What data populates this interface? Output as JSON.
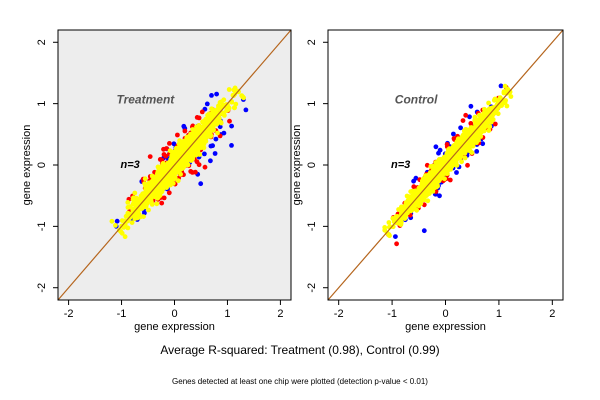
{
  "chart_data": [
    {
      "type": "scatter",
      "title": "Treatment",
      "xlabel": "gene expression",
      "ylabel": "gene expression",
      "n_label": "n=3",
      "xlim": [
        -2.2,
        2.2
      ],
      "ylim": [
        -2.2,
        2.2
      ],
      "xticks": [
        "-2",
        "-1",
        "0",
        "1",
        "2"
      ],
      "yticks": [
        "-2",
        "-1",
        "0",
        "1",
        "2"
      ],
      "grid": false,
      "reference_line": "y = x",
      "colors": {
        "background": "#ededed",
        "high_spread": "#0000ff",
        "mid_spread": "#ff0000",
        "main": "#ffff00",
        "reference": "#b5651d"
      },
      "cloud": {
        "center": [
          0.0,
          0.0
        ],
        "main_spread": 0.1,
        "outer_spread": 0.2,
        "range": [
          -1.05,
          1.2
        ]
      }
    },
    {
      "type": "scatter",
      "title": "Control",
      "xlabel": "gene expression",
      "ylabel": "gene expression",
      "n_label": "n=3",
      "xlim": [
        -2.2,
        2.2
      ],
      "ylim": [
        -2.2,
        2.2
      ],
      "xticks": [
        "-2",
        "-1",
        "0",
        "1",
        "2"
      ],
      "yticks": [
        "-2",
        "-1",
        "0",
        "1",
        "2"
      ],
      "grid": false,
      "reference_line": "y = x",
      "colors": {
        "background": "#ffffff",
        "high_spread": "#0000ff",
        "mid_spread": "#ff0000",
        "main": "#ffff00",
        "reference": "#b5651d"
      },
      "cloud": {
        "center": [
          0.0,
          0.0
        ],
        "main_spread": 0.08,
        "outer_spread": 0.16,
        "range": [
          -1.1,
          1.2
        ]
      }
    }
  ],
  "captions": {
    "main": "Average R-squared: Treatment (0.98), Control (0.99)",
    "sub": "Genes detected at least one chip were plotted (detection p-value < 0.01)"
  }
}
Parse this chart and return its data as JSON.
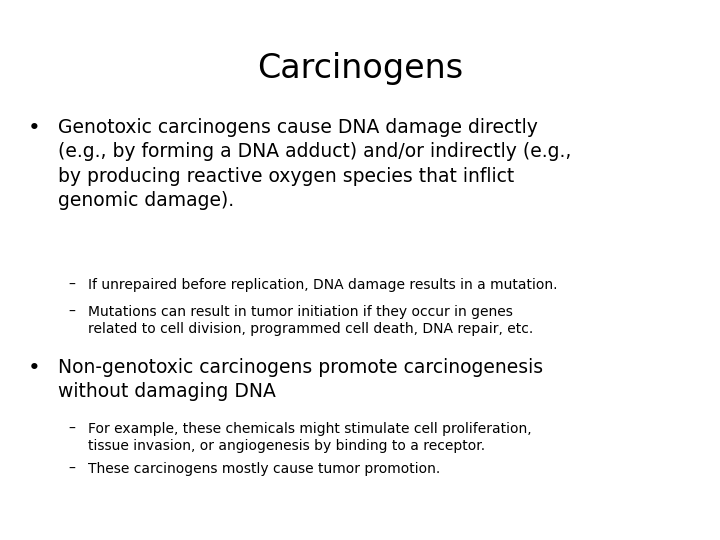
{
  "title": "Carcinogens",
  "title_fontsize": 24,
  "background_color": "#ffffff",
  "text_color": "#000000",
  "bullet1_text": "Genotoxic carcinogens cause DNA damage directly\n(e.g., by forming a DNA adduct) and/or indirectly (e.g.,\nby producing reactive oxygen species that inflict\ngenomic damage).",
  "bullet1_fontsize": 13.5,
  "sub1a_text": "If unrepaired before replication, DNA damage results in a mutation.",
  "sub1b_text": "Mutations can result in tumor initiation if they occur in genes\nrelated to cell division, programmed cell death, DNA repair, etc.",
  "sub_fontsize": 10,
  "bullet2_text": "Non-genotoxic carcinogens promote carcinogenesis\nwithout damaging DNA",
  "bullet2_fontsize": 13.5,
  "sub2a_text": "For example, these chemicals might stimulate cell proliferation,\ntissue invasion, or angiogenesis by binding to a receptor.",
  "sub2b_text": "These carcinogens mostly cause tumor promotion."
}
————————
Print, word for word, every entry shown above; the pictures stay out.

Task answer »
What data populates this interface? Output as JSON.
{
  "chart_data": [
    {
      "type": "scatter",
      "title": "Treatment",
      "xlabel": "gene expression",
      "ylabel": "gene expression",
      "n_label": "n=3",
      "xlim": [
        -2.2,
        2.2
      ],
      "ylim": [
        -2.2,
        2.2
      ],
      "xticks": [
        "-2",
        "-1",
        "0",
        "1",
        "2"
      ],
      "yticks": [
        "-2",
        "-1",
        "0",
        "1",
        "2"
      ],
      "grid": false,
      "reference_line": "y = x",
      "colors": {
        "background": "#ededed",
        "high_spread": "#0000ff",
        "mid_spread": "#ff0000",
        "main": "#ffff00",
        "reference": "#b5651d"
      },
      "cloud": {
        "center": [
          0.0,
          0.0
        ],
        "main_spread": 0.1,
        "outer_spread": 0.2,
        "range": [
          -1.05,
          1.2
        ]
      }
    },
    {
      "type": "scatter",
      "title": "Control",
      "xlabel": "gene expression",
      "ylabel": "gene expression",
      "n_label": "n=3",
      "xlim": [
        -2.2,
        2.2
      ],
      "ylim": [
        -2.2,
        2.2
      ],
      "xticks": [
        "-2",
        "-1",
        "0",
        "1",
        "2"
      ],
      "yticks": [
        "-2",
        "-1",
        "0",
        "1",
        "2"
      ],
      "grid": false,
      "reference_line": "y = x",
      "colors": {
        "background": "#ffffff",
        "high_spread": "#0000ff",
        "mid_spread": "#ff0000",
        "main": "#ffff00",
        "reference": "#b5651d"
      },
      "cloud": {
        "center": [
          0.0,
          0.0
        ],
        "main_spread": 0.08,
        "outer_spread": 0.16,
        "range": [
          -1.1,
          1.2
        ]
      }
    }
  ],
  "captions": {
    "main": "Average R-squared: Treatment (0.98), Control (0.99)",
    "sub": "Genes detected at least one chip were plotted (detection p-value < 0.01)"
  }
}
Parse this chart and return its data as JSON.
{
  "title": "Carcinogens",
  "title_fontsize": 24,
  "background_color": "#ffffff",
  "text_color": "#000000",
  "bullet1_text": "Genotoxic carcinogens cause DNA damage directly\n(e.g., by forming a DNA adduct) and/or indirectly (e.g.,\nby producing reactive oxygen species that inflict\ngenomic damage).",
  "bullet1_fontsize": 13.5,
  "sub1a_text": "If unrepaired before replication, DNA damage results in a mutation.",
  "sub1b_text": "Mutations can result in tumor initiation if they occur in genes\nrelated to cell division, programmed cell death, DNA repair, etc.",
  "sub_fontsize": 10,
  "bullet2_text": "Non-genotoxic carcinogens promote carcinogenesis\nwithout damaging DNA",
  "bullet2_fontsize": 13.5,
  "sub2a_text": "For example, these chemicals might stimulate cell proliferation,\ntissue invasion, or angiogenesis by binding to a receptor.",
  "sub2b_text": "These carcinogens mostly cause tumor promotion."
}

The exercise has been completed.